Exercise materials =>
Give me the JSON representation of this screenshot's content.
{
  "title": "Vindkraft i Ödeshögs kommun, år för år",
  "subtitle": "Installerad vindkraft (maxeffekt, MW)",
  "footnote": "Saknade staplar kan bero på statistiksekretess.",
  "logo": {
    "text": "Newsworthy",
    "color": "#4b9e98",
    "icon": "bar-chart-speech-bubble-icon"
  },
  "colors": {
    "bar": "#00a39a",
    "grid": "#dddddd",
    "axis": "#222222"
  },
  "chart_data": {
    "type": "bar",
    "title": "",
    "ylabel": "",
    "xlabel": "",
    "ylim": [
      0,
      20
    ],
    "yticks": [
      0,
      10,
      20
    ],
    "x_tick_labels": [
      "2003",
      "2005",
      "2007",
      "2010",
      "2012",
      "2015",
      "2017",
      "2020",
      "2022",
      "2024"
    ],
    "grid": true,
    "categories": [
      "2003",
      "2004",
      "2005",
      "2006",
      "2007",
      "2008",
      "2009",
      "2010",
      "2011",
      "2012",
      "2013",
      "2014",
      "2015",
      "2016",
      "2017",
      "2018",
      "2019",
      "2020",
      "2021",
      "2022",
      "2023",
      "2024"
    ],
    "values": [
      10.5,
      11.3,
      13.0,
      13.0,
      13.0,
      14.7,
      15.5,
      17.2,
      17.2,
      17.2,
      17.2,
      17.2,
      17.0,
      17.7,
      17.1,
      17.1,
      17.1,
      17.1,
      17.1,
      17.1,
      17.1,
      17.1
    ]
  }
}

Your goal => Copy all data exactly, start to finish.

The result =>
Give me the JSON representation of this screenshot's content.
{
  "title": "Vindkraft i Ödeshögs kommun, år för år",
  "subtitle": "Installerad vindkraft (maxeffekt, MW)",
  "footnote": "Saknade staplar kan bero på statistiksekretess.",
  "logo": {
    "text": "Newsworthy",
    "color": "#4b9e98",
    "icon": "bar-chart-speech-bubble-icon"
  },
  "colors": {
    "bar": "#00a39a",
    "grid": "#dddddd",
    "axis": "#222222"
  },
  "chart_data": {
    "type": "bar",
    "title": "",
    "ylabel": "",
    "xlabel": "",
    "ylim": [
      0,
      20
    ],
    "yticks": [
      0,
      10,
      20
    ],
    "x_tick_labels": [
      "2003",
      "2005",
      "2007",
      "2010",
      "2012",
      "2015",
      "2017",
      "2020",
      "2022",
      "2024"
    ],
    "grid": true,
    "categories": [
      "2003",
      "2004",
      "2005",
      "2006",
      "2007",
      "2008",
      "2009",
      "2010",
      "2011",
      "2012",
      "2013",
      "2014",
      "2015",
      "2016",
      "2017",
      "2018",
      "2019",
      "2020",
      "2021",
      "2022",
      "2023",
      "2024"
    ],
    "values": [
      10.5,
      11.3,
      13.0,
      13.0,
      13.0,
      14.7,
      15.5,
      17.2,
      17.2,
      17.2,
      17.2,
      17.2,
      17.0,
      17.7,
      17.1,
      17.1,
      17.1,
      17.1,
      17.1,
      17.1,
      17.1,
      17.1
    ]
  }
}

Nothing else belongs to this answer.